→ **Objective**
Search the records below for the word "arrow" and show every line where it occurs.

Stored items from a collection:
[start]
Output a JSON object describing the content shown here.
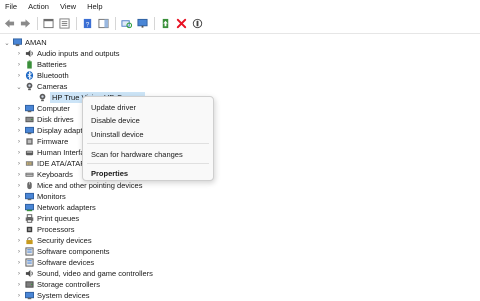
{
  "menu": [
    "File",
    "Action",
    "View",
    "Help"
  ],
  "toolbar": [
    {
      "icon": "back-arrow-icon"
    },
    {
      "icon": "forward-arrow-icon"
    },
    {
      "icon": "properties-window-icon"
    },
    {
      "icon": "list-view-icon"
    },
    {
      "icon": "help-book-icon"
    },
    {
      "icon": "action-pane-icon"
    },
    {
      "icon": "scan-hardware-icon"
    },
    {
      "icon": "monitor-icon"
    },
    {
      "icon": "update-driver-icon"
    },
    {
      "icon": "uninstall-x-icon"
    },
    {
      "icon": "enable-device-icon"
    }
  ],
  "tree": {
    "root": "AMAN",
    "items": [
      {
        "label": "Audio inputs and outputs",
        "icon": "speaker-icon"
      },
      {
        "label": "Batteries",
        "icon": "battery-icon"
      },
      {
        "label": "Bluetooth",
        "icon": "bluetooth-icon"
      },
      {
        "label": "Cameras",
        "icon": "camera-icon",
        "expanded": true
      },
      {
        "label": "HP True Vision HD Camera",
        "icon": "camera-icon",
        "child": true,
        "selected": true
      },
      {
        "label": "Computer",
        "icon": "computer-icon"
      },
      {
        "label": "Disk drives",
        "icon": "disk-icon"
      },
      {
        "label": "Display adapters",
        "icon": "display-icon"
      },
      {
        "label": "Firmware",
        "icon": "firmware-icon"
      },
      {
        "label": "Human Interface Devices",
        "icon": "hid-icon"
      },
      {
        "label": "IDE ATA/ATAPI controllers",
        "icon": "ide-icon"
      },
      {
        "label": "Keyboards",
        "icon": "keyboard-icon"
      },
      {
        "label": "Mice and other pointing devices",
        "icon": "mouse-icon"
      },
      {
        "label": "Monitors",
        "icon": "monitor-icon"
      },
      {
        "label": "Network adapters",
        "icon": "network-icon"
      },
      {
        "label": "Print queues",
        "icon": "printer-icon"
      },
      {
        "label": "Processors",
        "icon": "processor-icon"
      },
      {
        "label": "Security devices",
        "icon": "security-icon"
      },
      {
        "label": "Software components",
        "icon": "software-icon"
      },
      {
        "label": "Software devices",
        "icon": "software-icon"
      },
      {
        "label": "Sound, video and game controllers",
        "icon": "sound-icon"
      },
      {
        "label": "Storage controllers",
        "icon": "storage-icon"
      },
      {
        "label": "System devices",
        "icon": "system-icon"
      }
    ]
  },
  "context_menu": {
    "items": [
      "Update driver",
      "Disable device",
      "Uninstall device",
      "Scan for hardware changes",
      "Properties"
    ]
  },
  "colors": {
    "accent": "#0a64c8",
    "selection": "#cce4f7",
    "danger": "#e81123",
    "green": "#2e9e3e"
  }
}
[end]
→ **Solution to the exercise**
      "icon": "back-arrow-icon"
      "icon": "forward-arrow-icon"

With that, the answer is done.